*STATED EXERCISE 1:*
List every place name that appears in the travel post.
*STATED EXERCISE 2:*
Write the next part of the travel post, picking up after its final sentence.

Begin SELECTED EXTRACT

Thursday, February 22, 2007

The Football, The Monastery, and The Ugly



After a twelve-hour train ride from Chiang Mai to Bangkok last night, I find I'm not particularly thrilled to be back in this steamed-out metropolis. I seriously feel sort of like a dumpling here, you know? Maybe not. Shrivelled, damp, claustrophobic - these are the things I'm trying to communicate. At least my room for this one night is nice, though. It actually has a window to "the outside" rather than just a hallway. That's some serious ritziness for the Khao San area. Tomorrow morning, I'll be headed to Beijing, and then from there on to Mongolia! Mongolia by Sunday. It could be a movie title.

Speaking of movie titles, the attentive reader - attentive enough to realize the obvious, at least - will notice the title I used for this post. Think of it as narrating the photos I'm posting, and then "The Ugly" just had to go in for good measure.

As for The Football, one of the Thai youth national teams - say, under-21 maybe - played an exhibition match against a really strong South Korean club at a stadium in Mae Sot. That's right: a) Mae Sot has a stadium (a sandy one) and b) two well-regarded football teams would visit it. I was surprised, too. The whole town turned out, it seemed. The sidelines were packed. I spent most of the match craning my neck over the bald head of one of the Burmese guys I worked with last summer. For the shoot-out, the result of a 0-0 tie, the whole crowd lined around the 18-yard box. It was sort of the populist thing where it's like "the people's game," where every neighborhood kid comes out to see what's up with the show in town. After the game, everyone swarmed the Korean team (which lost in the shoot-out) for pictures and handshakes, though none of that could happen until after the Korean team's prayer circle had ended - a good compliment to their coordinated dance routine during half-time set to a song "Celebrate Jesus." Turns out their club is called "Hallejulah," and their jerseys say "God Loves You." There were a few hippy-ish white missionaries (I'm assuming) who came in on their bus. Weird stuff.

End SELECTED EXTRACT
Begin GIVEN RECORDS

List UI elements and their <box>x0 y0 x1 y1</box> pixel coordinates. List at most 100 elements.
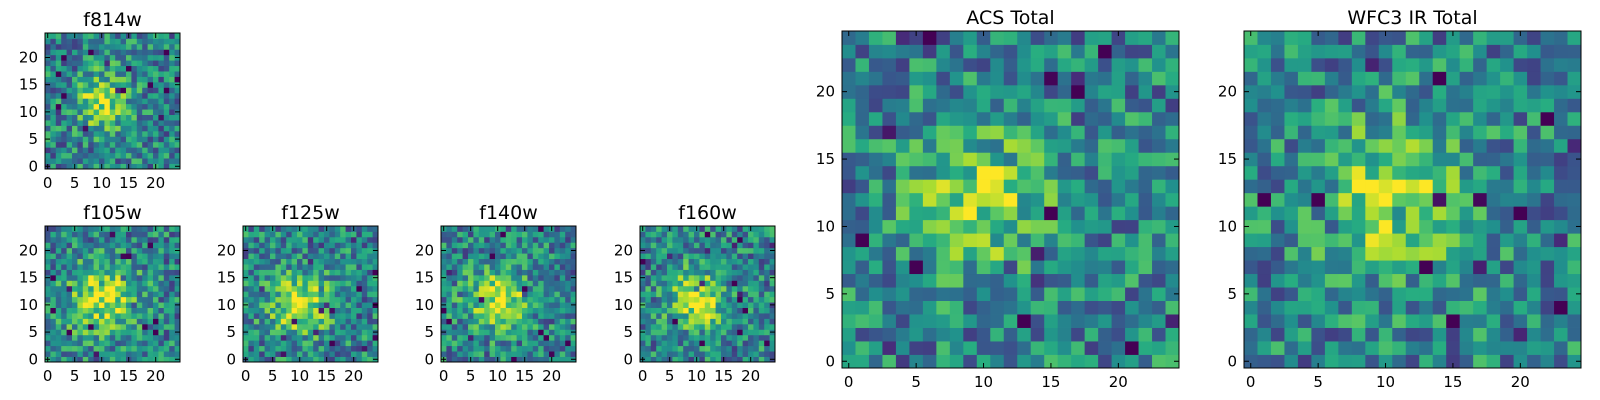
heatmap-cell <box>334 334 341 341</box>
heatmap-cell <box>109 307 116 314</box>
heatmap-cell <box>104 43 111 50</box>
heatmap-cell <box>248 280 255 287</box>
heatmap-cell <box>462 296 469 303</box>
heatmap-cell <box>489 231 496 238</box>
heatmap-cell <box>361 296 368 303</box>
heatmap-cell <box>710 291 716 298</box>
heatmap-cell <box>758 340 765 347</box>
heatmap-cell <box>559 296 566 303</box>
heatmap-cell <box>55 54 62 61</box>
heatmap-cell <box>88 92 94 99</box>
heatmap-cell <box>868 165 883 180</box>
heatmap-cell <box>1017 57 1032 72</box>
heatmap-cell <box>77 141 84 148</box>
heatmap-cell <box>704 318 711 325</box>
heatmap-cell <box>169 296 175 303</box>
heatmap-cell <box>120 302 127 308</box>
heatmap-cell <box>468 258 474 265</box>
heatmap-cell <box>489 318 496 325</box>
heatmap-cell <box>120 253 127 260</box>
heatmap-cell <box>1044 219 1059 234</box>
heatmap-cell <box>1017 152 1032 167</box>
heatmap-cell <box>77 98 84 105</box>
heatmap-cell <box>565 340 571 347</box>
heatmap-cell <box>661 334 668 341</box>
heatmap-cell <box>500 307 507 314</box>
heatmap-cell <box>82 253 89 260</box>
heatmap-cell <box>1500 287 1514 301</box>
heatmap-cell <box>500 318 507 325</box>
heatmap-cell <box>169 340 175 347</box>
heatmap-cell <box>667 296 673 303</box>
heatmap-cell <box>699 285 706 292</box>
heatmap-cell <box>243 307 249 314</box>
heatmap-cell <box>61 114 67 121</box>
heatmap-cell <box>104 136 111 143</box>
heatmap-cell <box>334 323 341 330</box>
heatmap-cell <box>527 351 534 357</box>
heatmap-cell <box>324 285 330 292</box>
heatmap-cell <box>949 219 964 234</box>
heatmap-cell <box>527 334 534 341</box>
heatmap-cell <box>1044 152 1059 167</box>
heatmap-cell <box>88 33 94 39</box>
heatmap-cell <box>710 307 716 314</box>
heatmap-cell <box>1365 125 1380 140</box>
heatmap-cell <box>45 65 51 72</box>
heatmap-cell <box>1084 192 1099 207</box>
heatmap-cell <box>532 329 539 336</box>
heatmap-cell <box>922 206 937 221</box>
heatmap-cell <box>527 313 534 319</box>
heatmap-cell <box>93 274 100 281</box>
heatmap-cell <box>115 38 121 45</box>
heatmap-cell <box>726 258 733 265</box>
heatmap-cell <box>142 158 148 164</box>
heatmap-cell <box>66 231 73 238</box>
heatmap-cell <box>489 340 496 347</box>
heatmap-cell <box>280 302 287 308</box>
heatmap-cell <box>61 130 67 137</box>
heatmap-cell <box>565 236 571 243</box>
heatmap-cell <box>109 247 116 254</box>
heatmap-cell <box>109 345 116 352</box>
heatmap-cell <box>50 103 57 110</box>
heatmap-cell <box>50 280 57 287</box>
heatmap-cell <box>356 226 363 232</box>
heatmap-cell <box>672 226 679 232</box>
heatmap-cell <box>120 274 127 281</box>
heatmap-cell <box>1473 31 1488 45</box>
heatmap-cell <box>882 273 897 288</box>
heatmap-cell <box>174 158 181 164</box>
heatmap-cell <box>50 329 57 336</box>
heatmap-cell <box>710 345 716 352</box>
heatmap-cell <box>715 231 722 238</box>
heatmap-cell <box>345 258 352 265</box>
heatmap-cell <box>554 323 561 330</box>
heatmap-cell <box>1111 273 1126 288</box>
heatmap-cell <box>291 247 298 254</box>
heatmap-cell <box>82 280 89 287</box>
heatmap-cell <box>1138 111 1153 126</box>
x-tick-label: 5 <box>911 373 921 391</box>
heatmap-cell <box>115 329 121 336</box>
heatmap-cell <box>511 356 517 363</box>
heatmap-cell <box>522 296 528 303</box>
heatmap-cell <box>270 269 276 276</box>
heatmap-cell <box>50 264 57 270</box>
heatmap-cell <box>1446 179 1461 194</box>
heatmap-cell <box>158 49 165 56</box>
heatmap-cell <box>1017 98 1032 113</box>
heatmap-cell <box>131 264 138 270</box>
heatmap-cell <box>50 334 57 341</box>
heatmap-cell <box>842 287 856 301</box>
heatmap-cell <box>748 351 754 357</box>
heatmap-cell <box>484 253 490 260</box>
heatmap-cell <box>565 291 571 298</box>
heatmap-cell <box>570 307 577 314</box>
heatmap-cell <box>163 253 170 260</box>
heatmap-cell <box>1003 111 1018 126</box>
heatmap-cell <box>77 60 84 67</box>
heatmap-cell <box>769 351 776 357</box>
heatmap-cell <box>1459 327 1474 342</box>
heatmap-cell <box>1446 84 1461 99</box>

End GIVEN RECORDS

*TASK OUTPUT 1:*
Chiang Mai, Bangkok, Khao San, Beijing, Mongolia, Mae Sot

*TASK OUTPUT 2:*
Then for The Monastery, it's Doi Suthep. It's on a mountain outside of Chiang Mai, and it's definitely super scenic, beautiful, etc. But of course it was choked with tourists. After snapping the obligatory photos, I retreated to a bench down the hill a bit and finished a novel - "Waiting," by Ha Jin - while doing some journal writing. All I could here down there was birds chirping, water running (a brook? no, a water spigot, but still), and monks' robes swishing past every so often.



Which reminds me! I've been meaning to post my reading list for this semester, i.e. the books I brought with me. My list from last summer provoked some of the more interesting comments, so I want to throw them out there again. Along those lines, I just figured out why none of your comments showed up last summer. Because I have to "moderate" them! Somehow that option never made itself known to me; they just disappeared. Until now, that is, when the system was kind enough to let me know I should publish the 24 comments that had been lurking mysteriously. I'm psyched to read them.



Back to the peaceful, windowed room. Ah. The Forbidden City awaits, then a quite forbidding land thereafter.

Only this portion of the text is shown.